EXTRACTED RECORDS =

»»

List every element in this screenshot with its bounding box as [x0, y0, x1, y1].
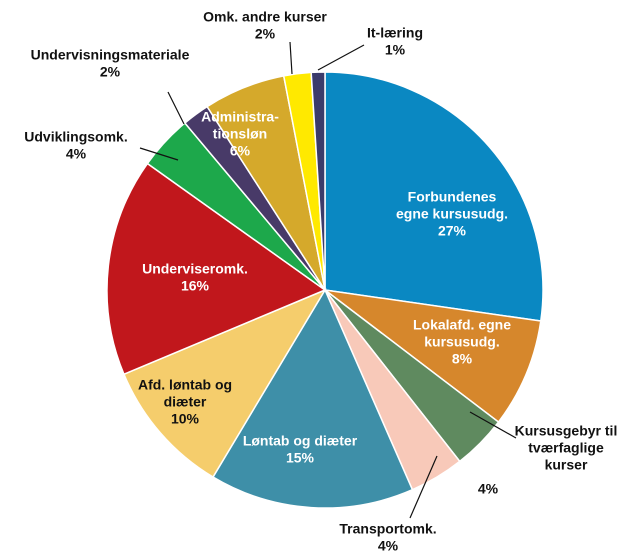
- slice-label: Omk. andre kurser: [203, 9, 327, 25]
- slice-label: Løntab og diæter: [243, 433, 358, 449]
- slice-label: Forbundenes: [408, 189, 497, 205]
- leader-line: [469, 411, 517, 439]
- slice-label: kurser: [545, 457, 588, 473]
- slice-label: Transportomk.: [339, 521, 436, 537]
- value-label: 4%: [66, 146, 87, 162]
- value-label: 16%: [181, 278, 210, 294]
- value-label: 15%: [286, 450, 315, 466]
- slice-label: diæter: [164, 394, 207, 410]
- leader-line: [139, 147, 179, 161]
- slice-label: tionsløn: [213, 126, 267, 142]
- slice-label: Administra-: [201, 109, 279, 125]
- slice-label: Underviseromk.: [142, 261, 248, 277]
- value-label: 27%: [438, 223, 467, 239]
- slice-label: Udviklingsomk.: [24, 129, 127, 145]
- value-label: 1%: [385, 42, 406, 58]
- slice-label: tværfaglige: [528, 440, 604, 456]
- slice-label: It-læring: [367, 25, 423, 41]
- value-label: 8%: [452, 351, 473, 367]
- leader-line: [317, 44, 365, 71]
- pie-slice: [122, 288, 327, 479]
- value-label: 2%: [100, 64, 121, 80]
- slice-label: Afd. løntab og: [138, 377, 232, 393]
- pie-slice: [211, 288, 414, 509]
- value-label: 4%: [378, 538, 399, 554]
- pie-slice: [324, 71, 544, 322]
- value-label: 10%: [171, 411, 200, 427]
- pie-slice: [322, 288, 542, 424]
- slice-label: Undervisningsmateriale: [31, 47, 190, 63]
- leader-line: [409, 455, 438, 519]
- pie-slice: [106, 162, 327, 376]
- leader-line: [289, 41, 293, 75]
- slice-label: kursusudg.: [424, 334, 499, 350]
- value-label: 6%: [230, 143, 251, 159]
- value-label: 4%: [478, 481, 499, 497]
- leader-line: [167, 91, 185, 125]
- value-label: 2%: [255, 26, 276, 42]
- slice-label: egne kursusudg.: [396, 206, 508, 222]
- slice-label: Lokalafd. egne: [413, 317, 511, 333]
- slice-label: Kursusgebyr til: [515, 423, 618, 439]
- pie-slice: [310, 71, 326, 291]
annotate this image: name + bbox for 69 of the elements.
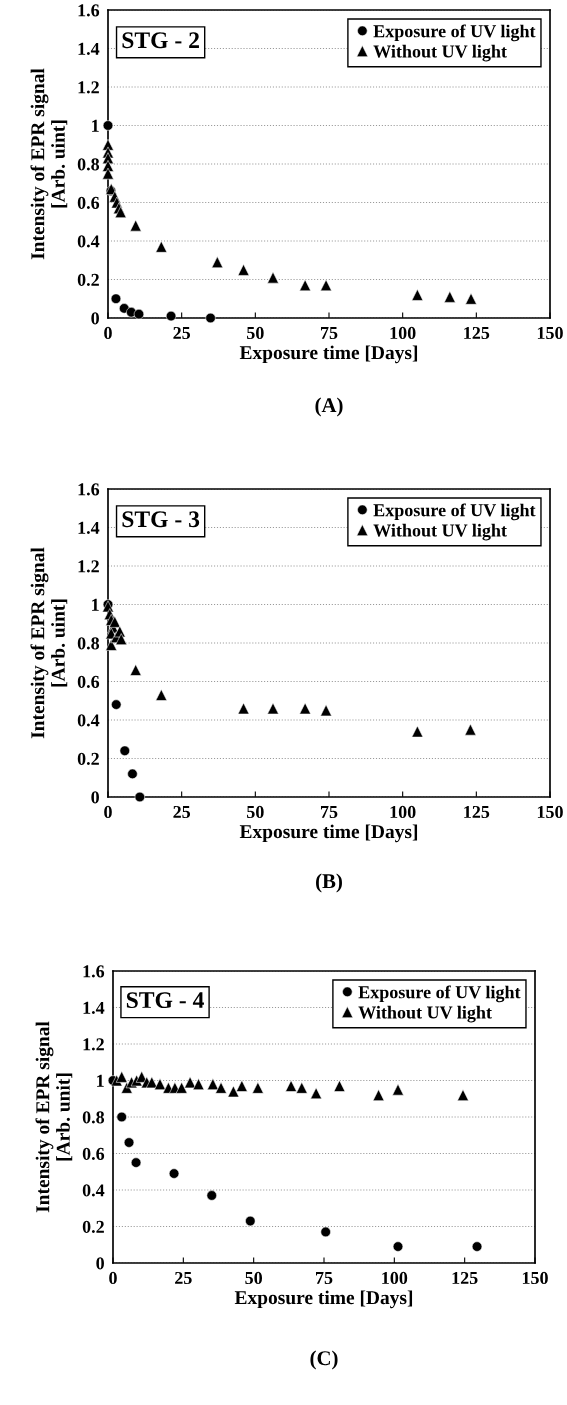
x-tick-label: 75 bbox=[321, 806, 338, 819]
x-tick-label: 50 bbox=[245, 1271, 263, 1285]
y-tick-label: 1.6 bbox=[78, 4, 100, 17]
x-tick-label: 100 bbox=[382, 1271, 408, 1285]
y-tick-label: 0.2 bbox=[82, 1220, 104, 1234]
y-tick-label: 0.4 bbox=[77, 714, 100, 727]
legend-label: Without UV light bbox=[373, 523, 507, 541]
y-tick-label: 0.6 bbox=[77, 196, 100, 210]
x-tick-label: 150 bbox=[522, 1271, 548, 1285]
x-tick-label: 25 bbox=[173, 805, 191, 819]
y-tick-label: 0.6 bbox=[82, 1147, 105, 1161]
annotation: STG - 3 bbox=[122, 511, 200, 528]
x-tick-label: 25 bbox=[175, 1271, 192, 1285]
y-tick-label: 1 bbox=[92, 598, 99, 611]
x-axis-title: Exposure time [Days] bbox=[234, 1290, 413, 1309]
y-tick-label: 0.8 bbox=[77, 637, 100, 650]
y-axis-title: Intensity of EPR signal [Arb. unit] bbox=[35, 1021, 73, 1213]
y-tick-label: 1 bbox=[97, 1074, 104, 1087]
x-tick-label: 75 bbox=[321, 327, 338, 340]
y-tick-label: 0.8 bbox=[77, 158, 100, 171]
y-tick-label: 1.2 bbox=[78, 560, 99, 573]
point bbox=[299, 279, 311, 292]
x-tick-label: 125 bbox=[464, 805, 490, 819]
y-tick-label: 0.4 bbox=[77, 235, 100, 248]
point bbox=[115, 633, 128, 645]
y-tick-label: 1 bbox=[92, 119, 99, 132]
y-tick-label: 0.4 bbox=[82, 1184, 105, 1197]
annotation: STG - 2 bbox=[122, 32, 199, 49]
y-tick-label: 0 bbox=[96, 1257, 104, 1270]
legend-label: Exposure of UV light bbox=[373, 24, 536, 42]
y-tick-label: 0 bbox=[91, 312, 99, 325]
x-tick-label: 25 bbox=[173, 326, 191, 340]
y-axis-title: Intensity of EPR signal [Arb. uint] bbox=[30, 68, 68, 260]
text: (B) bbox=[316, 873, 342, 893]
y-tick-label: 1.4 bbox=[78, 521, 100, 535]
y-tick-label: 1.6 bbox=[83, 965, 105, 978]
y-tick-label: 1.2 bbox=[78, 81, 99, 94]
y-tick-label: 1.4 bbox=[83, 1001, 105, 1015]
legend-label: Without UV light bbox=[373, 44, 507, 62]
y-tick-label: 0.6 bbox=[77, 675, 100, 689]
point bbox=[155, 689, 168, 701]
x-tick-label: 100 bbox=[390, 805, 416, 819]
point bbox=[457, 1089, 469, 1101]
annotation: STG - 4 bbox=[126, 992, 204, 1009]
x-axis-title: Exposure time [Days] bbox=[239, 345, 418, 364]
x-tick-label: 100 bbox=[390, 326, 416, 340]
y-tick-label: 0.8 bbox=[82, 1111, 105, 1124]
legend-label: Without UV light bbox=[358, 1005, 492, 1023]
y-tick-label: 1.6 bbox=[78, 483, 100, 496]
y-tick-label: 1.2 bbox=[83, 1038, 104, 1051]
x-tick-label: 125 bbox=[464, 326, 490, 340]
y-tick-label: 0 bbox=[91, 791, 99, 804]
x-tick-label: 50 bbox=[247, 326, 264, 340]
x-tick-label: 150 bbox=[537, 326, 563, 340]
y-tick-label: 0.2 bbox=[77, 273, 99, 287]
x-tick-label: 50 bbox=[247, 805, 264, 819]
y-tick-label: 1.4 bbox=[78, 42, 100, 56]
point bbox=[285, 1080, 297, 1092]
text: (A) bbox=[315, 397, 343, 417]
x-axis-title: Exposure time [Days] bbox=[239, 824, 418, 843]
legend-label: Exposure of UV light bbox=[373, 503, 536, 521]
x-tick-label: 75 bbox=[316, 1272, 333, 1285]
x-tick-label: 0 bbox=[109, 1271, 117, 1285]
y-axis-title: Intensity of EPR signal [Arb. uint] bbox=[30, 547, 68, 739]
text: (C) bbox=[310, 1350, 338, 1370]
y-tick-label: 0.2 bbox=[77, 752, 99, 766]
legend-label: Exposure of UV light bbox=[358, 985, 521, 1003]
x-tick-label: 150 bbox=[537, 805, 563, 819]
x-tick-label: 125 bbox=[452, 1271, 478, 1285]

««

EXERCISE = Copy out every line of both items above, word for word, leaving out the pictures.

ANSWER TO THIS PROBLEM =
List every element in this screenshot with its bounding box as [x0, y0, x1, y1].
- slice-label: Omk. andre kurser: [203, 9, 327, 25]
- slice-label: Løntab og diæter: [243, 433, 358, 449]
- slice-label: Forbundenes: [408, 189, 497, 205]
- leader-line: [469, 411, 517, 439]
- slice-label: kurser: [545, 457, 588, 473]
- slice-label: Transportomk.: [339, 521, 436, 537]
- value-label: 4%: [66, 146, 87, 162]
- value-label: 16%: [181, 278, 210, 294]
- value-label: 15%: [286, 450, 315, 466]
- slice-label: diæter: [164, 394, 207, 410]
- leader-line: [139, 147, 179, 161]
- slice-label: tionsløn: [213, 126, 267, 142]
- slice-label: Administra-: [201, 109, 279, 125]
- slice-label: Underviseromk.: [142, 261, 248, 277]
- value-label: 27%: [438, 223, 467, 239]
- slice-label: Udviklingsomk.: [24, 129, 127, 145]
- value-label: 1%: [385, 42, 406, 58]
- slice-label: tværfaglige: [528, 440, 604, 456]
- slice-label: It-læring: [367, 25, 423, 41]
- value-label: 8%: [452, 351, 473, 367]
- leader-line: [317, 44, 365, 71]
- pie-slice: [122, 288, 327, 479]
- value-label: 2%: [100, 64, 121, 80]
- slice-label: Afd. løntab og: [138, 377, 232, 393]
- pie-slice: [211, 288, 414, 509]
- value-label: 4%: [378, 538, 399, 554]
- pie-slice: [324, 71, 544, 322]
- value-label: 10%: [171, 411, 200, 427]
- pie-slice: [322, 288, 542, 424]
- slice-label: Undervisningsmateriale: [31, 47, 190, 63]
- leader-line: [409, 455, 438, 519]
- pie-slice: [106, 162, 327, 376]
- leader-line: [289, 41, 293, 75]
- slice-label: kursusudg.: [424, 334, 499, 350]
- value-label: 6%: [230, 143, 251, 159]
- value-label: 4%: [478, 481, 499, 497]
- leader-line: [167, 91, 185, 125]
- value-label: 2%: [255, 26, 276, 42]
- slice-label: egne kursusudg.: [396, 206, 508, 222]
- slice-label: Lokalafd. egne: [413, 317, 511, 333]
- slice-label: Kursusgebyr til: [515, 423, 618, 439]
- pie-slice: [310, 71, 326, 291]
annotate this image: name + bbox for 69 of the elements.
x-tick-label: 75 bbox=[321, 806, 338, 819]
x-tick-label: 50 bbox=[245, 1271, 263, 1285]
y-tick-label: 1.6 bbox=[78, 4, 100, 17]
x-tick-label: 100 bbox=[382, 1271, 408, 1285]
y-tick-label: 0.2 bbox=[82, 1220, 104, 1234]
y-tick-label: 0.4 bbox=[77, 714, 100, 727]
legend-label: Without UV light bbox=[373, 523, 507, 541]
y-tick-label: 0.6 bbox=[77, 196, 100, 210]
x-tick-label: 150 bbox=[522, 1271, 548, 1285]
x-tick-label: 25 bbox=[173, 805, 191, 819]
y-tick-label: 0.6 bbox=[82, 1147, 105, 1161]
annotation: STG - 3 bbox=[122, 511, 200, 528]
x-tick-label: 25 bbox=[175, 1271, 192, 1285]
y-tick-label: 1 bbox=[92, 598, 99, 611]
x-axis-title: Exposure time [Days] bbox=[234, 1290, 413, 1309]
y-tick-label: 0.8 bbox=[77, 637, 100, 650]
y-axis-title: Intensity of EPR signal [Arb. unit] bbox=[35, 1021, 73, 1213]
y-tick-label: 1 bbox=[97, 1074, 104, 1087]
x-tick-label: 75 bbox=[321, 327, 338, 340]
y-tick-label: 0.8 bbox=[77, 158, 100, 171]
y-tick-label: 1.2 bbox=[78, 560, 99, 573]
point bbox=[299, 279, 311, 292]
x-tick-label: 125 bbox=[464, 805, 490, 819]
y-tick-label: 0.4 bbox=[77, 235, 100, 248]
point bbox=[115, 633, 128, 645]
y-tick-label: 1 bbox=[92, 119, 99, 132]
y-tick-label: 0.4 bbox=[82, 1184, 105, 1197]
annotation: STG - 2 bbox=[122, 32, 199, 49]
y-tick-label: 0 bbox=[96, 1257, 104, 1270]
legend-label: Exposure of UV light bbox=[373, 24, 536, 42]
y-tick-label: 0 bbox=[91, 312, 99, 325]
x-tick-label: 25 bbox=[173, 326, 191, 340]
y-axis-title: Intensity of EPR signal [Arb. uint] bbox=[30, 68, 68, 260]
text: (B) bbox=[316, 873, 342, 893]
y-tick-label: 1.4 bbox=[78, 521, 100, 535]
y-tick-label: 1.6 bbox=[83, 965, 105, 978]
y-tick-label: 1.2 bbox=[78, 81, 99, 94]
y-tick-label: 1.4 bbox=[83, 1001, 105, 1015]
legend-label: Without UV light bbox=[373, 44, 507, 62]
y-tick-label: 0.6 bbox=[77, 675, 100, 689]
point bbox=[155, 689, 168, 701]
x-tick-label: 100 bbox=[390, 805, 416, 819]
point bbox=[457, 1089, 469, 1101]
annotation: STG - 4 bbox=[126, 992, 204, 1009]
x-axis-title: Exposure time [Days] bbox=[239, 345, 418, 364]
x-tick-label: 100 bbox=[390, 326, 416, 340]
y-tick-label: 0.8 bbox=[82, 1111, 105, 1124]
legend-label: Without UV light bbox=[358, 1005, 492, 1023]
y-tick-label: 1.6 bbox=[78, 483, 100, 496]
y-tick-label: 1.2 bbox=[83, 1038, 104, 1051]
x-tick-label: 125 bbox=[464, 326, 490, 340]
y-tick-label: 0 bbox=[91, 791, 99, 804]
x-tick-label: 50 bbox=[247, 326, 264, 340]
x-tick-label: 150 bbox=[537, 326, 563, 340]
y-tick-label: 0.2 bbox=[77, 273, 99, 287]
x-tick-label: 50 bbox=[247, 805, 264, 819]
y-tick-label: 1.4 bbox=[78, 42, 100, 56]
point bbox=[285, 1080, 297, 1092]
text: (A) bbox=[315, 397, 343, 417]
x-axis-title: Exposure time [Days] bbox=[239, 824, 418, 843]
legend-label: Exposure of UV light bbox=[373, 503, 536, 521]
x-tick-label: 75 bbox=[316, 1272, 333, 1285]
x-tick-label: 0 bbox=[109, 1271, 117, 1285]
y-axis-title: Intensity of EPR signal [Arb. uint] bbox=[30, 547, 68, 739]
text: (C) bbox=[310, 1350, 338, 1370]
y-tick-label: 0.2 bbox=[77, 752, 99, 766]
legend-label: Exposure of UV light bbox=[358, 985, 521, 1003]
x-tick-label: 150 bbox=[537, 805, 563, 819]
x-tick-label: 125 bbox=[452, 1271, 478, 1285]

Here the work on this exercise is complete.